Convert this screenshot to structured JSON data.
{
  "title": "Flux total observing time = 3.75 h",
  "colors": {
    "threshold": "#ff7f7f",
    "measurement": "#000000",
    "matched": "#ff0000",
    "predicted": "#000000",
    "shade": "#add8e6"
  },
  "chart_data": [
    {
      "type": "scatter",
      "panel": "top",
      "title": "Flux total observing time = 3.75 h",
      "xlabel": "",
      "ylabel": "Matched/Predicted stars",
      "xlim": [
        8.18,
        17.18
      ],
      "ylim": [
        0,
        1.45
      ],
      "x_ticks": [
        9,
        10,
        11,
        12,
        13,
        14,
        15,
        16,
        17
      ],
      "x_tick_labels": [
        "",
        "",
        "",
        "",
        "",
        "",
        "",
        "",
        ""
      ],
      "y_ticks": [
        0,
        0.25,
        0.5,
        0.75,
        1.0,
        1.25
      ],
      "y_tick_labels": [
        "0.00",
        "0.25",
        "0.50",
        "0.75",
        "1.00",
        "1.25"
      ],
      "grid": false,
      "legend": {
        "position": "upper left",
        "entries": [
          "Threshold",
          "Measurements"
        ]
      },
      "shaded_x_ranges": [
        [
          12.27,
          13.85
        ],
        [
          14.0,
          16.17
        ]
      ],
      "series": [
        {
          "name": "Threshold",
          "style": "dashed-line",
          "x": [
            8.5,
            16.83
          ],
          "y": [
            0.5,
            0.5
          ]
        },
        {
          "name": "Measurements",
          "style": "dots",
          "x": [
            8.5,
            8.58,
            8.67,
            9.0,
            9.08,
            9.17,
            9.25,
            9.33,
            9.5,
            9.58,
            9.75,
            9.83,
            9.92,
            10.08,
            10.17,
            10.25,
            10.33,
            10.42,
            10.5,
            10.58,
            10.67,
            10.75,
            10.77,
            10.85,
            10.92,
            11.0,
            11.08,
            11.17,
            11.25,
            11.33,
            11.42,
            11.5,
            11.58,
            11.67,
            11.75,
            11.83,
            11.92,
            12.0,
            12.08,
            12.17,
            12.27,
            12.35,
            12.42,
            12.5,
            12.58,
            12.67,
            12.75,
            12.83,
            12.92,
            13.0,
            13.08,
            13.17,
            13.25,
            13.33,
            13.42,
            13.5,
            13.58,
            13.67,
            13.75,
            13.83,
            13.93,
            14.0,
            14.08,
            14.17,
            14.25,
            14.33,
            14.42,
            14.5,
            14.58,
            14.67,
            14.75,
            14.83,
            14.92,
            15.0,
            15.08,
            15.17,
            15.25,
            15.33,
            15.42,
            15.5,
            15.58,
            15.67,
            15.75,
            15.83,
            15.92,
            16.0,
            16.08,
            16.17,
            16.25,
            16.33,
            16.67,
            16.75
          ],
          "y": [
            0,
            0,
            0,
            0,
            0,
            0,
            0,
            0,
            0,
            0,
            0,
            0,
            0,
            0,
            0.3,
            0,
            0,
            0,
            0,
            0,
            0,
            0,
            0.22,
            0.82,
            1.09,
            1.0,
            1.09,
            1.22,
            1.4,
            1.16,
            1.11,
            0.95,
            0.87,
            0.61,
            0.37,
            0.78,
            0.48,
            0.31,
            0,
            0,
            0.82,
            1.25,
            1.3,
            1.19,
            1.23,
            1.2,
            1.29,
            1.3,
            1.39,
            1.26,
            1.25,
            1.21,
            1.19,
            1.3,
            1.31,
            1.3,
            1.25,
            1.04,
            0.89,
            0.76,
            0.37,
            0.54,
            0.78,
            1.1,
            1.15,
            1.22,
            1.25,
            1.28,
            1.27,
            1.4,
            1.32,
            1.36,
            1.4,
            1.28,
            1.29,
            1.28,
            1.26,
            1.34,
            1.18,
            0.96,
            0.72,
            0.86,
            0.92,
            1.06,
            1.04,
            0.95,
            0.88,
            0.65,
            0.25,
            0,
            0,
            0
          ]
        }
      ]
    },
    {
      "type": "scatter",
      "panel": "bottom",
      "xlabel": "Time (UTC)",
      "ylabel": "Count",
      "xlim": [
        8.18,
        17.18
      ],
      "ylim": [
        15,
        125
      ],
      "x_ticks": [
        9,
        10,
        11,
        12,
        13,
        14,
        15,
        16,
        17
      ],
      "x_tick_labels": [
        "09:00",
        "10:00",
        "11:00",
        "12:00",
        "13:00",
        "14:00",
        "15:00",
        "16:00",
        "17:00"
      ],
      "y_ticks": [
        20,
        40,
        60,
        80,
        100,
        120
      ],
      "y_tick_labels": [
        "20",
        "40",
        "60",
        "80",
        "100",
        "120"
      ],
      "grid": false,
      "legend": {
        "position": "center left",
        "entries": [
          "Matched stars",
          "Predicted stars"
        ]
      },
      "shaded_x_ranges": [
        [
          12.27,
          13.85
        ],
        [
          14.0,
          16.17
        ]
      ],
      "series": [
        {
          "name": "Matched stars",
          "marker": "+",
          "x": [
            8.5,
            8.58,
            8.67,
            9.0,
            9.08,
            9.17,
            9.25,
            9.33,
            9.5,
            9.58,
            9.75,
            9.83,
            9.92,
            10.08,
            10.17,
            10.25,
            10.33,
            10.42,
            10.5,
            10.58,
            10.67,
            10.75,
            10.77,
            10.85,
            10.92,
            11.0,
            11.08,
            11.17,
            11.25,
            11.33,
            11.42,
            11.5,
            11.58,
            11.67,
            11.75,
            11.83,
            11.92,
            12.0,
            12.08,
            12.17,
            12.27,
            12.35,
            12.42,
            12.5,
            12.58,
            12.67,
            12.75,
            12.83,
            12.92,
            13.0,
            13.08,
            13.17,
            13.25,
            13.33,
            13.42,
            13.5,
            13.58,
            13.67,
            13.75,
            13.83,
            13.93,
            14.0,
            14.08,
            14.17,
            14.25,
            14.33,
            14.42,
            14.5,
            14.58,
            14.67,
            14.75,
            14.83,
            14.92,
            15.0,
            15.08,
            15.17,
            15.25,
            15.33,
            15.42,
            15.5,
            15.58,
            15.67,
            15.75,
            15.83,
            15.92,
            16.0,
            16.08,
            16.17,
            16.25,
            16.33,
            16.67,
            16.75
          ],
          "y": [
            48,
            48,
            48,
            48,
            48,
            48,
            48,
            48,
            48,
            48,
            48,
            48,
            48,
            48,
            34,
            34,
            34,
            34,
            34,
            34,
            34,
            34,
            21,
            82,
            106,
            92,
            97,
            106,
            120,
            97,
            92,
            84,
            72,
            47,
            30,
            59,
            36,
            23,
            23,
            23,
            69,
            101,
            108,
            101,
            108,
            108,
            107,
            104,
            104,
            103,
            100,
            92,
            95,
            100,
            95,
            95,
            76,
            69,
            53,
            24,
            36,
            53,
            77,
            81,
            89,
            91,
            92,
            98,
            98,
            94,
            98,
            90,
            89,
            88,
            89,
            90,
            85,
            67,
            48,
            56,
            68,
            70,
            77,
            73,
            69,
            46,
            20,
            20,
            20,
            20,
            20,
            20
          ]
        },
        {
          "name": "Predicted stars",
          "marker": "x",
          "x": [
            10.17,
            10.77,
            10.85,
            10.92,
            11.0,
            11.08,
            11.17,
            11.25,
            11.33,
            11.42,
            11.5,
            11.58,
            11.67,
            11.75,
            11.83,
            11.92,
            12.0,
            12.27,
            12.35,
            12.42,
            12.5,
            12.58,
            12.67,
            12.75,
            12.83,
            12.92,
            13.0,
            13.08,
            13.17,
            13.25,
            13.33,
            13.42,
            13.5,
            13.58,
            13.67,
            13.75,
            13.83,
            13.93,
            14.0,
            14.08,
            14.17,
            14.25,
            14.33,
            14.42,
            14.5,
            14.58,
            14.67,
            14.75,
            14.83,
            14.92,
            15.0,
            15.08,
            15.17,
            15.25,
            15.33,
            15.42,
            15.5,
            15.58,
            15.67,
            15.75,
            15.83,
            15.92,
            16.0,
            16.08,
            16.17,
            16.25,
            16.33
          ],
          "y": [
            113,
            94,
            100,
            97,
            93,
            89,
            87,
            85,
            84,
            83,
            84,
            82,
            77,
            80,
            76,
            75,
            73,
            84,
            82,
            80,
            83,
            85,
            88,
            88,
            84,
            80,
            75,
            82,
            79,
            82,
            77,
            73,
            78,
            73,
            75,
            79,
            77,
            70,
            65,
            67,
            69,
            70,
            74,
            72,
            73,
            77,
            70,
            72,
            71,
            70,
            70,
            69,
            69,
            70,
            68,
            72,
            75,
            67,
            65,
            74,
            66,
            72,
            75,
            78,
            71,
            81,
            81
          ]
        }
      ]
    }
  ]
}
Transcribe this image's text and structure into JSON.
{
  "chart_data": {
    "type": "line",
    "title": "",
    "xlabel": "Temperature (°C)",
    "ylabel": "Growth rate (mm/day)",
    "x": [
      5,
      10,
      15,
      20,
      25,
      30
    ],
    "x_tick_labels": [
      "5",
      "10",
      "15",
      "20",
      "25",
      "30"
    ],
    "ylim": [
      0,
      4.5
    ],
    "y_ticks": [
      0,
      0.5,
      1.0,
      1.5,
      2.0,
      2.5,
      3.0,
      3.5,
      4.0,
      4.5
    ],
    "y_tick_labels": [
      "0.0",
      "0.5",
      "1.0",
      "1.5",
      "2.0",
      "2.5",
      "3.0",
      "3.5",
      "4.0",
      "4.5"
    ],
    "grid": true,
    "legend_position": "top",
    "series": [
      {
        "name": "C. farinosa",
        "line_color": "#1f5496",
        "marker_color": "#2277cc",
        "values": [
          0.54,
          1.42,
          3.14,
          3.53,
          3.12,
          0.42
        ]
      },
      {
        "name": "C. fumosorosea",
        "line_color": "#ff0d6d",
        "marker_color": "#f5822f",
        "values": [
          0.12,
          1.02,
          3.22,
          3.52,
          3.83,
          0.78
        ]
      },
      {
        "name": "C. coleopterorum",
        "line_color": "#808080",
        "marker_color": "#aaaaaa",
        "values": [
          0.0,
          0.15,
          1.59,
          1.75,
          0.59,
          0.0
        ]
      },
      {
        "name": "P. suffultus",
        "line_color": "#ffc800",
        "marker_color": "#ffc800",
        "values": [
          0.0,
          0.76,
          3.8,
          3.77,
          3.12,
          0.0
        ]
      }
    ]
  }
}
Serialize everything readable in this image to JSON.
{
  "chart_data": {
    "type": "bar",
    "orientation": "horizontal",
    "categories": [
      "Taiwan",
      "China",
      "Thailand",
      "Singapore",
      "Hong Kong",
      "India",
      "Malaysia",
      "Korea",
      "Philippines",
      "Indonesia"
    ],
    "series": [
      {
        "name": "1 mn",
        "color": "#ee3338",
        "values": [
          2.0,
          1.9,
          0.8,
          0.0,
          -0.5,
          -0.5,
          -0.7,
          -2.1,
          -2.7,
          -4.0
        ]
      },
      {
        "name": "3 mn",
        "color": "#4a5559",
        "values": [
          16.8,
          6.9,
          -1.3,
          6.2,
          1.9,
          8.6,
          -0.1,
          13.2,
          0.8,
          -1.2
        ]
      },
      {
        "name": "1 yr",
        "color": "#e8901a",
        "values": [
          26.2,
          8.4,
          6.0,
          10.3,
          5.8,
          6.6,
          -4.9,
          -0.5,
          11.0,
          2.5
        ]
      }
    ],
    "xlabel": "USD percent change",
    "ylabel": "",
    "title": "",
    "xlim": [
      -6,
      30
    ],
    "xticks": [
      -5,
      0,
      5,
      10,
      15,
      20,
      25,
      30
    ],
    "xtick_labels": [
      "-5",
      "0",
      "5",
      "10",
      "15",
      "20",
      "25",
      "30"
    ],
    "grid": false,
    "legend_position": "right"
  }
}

__What the task requires__
Of all the lines above, how many contain the word "left"? Answer with only the number.

__Task answer__
2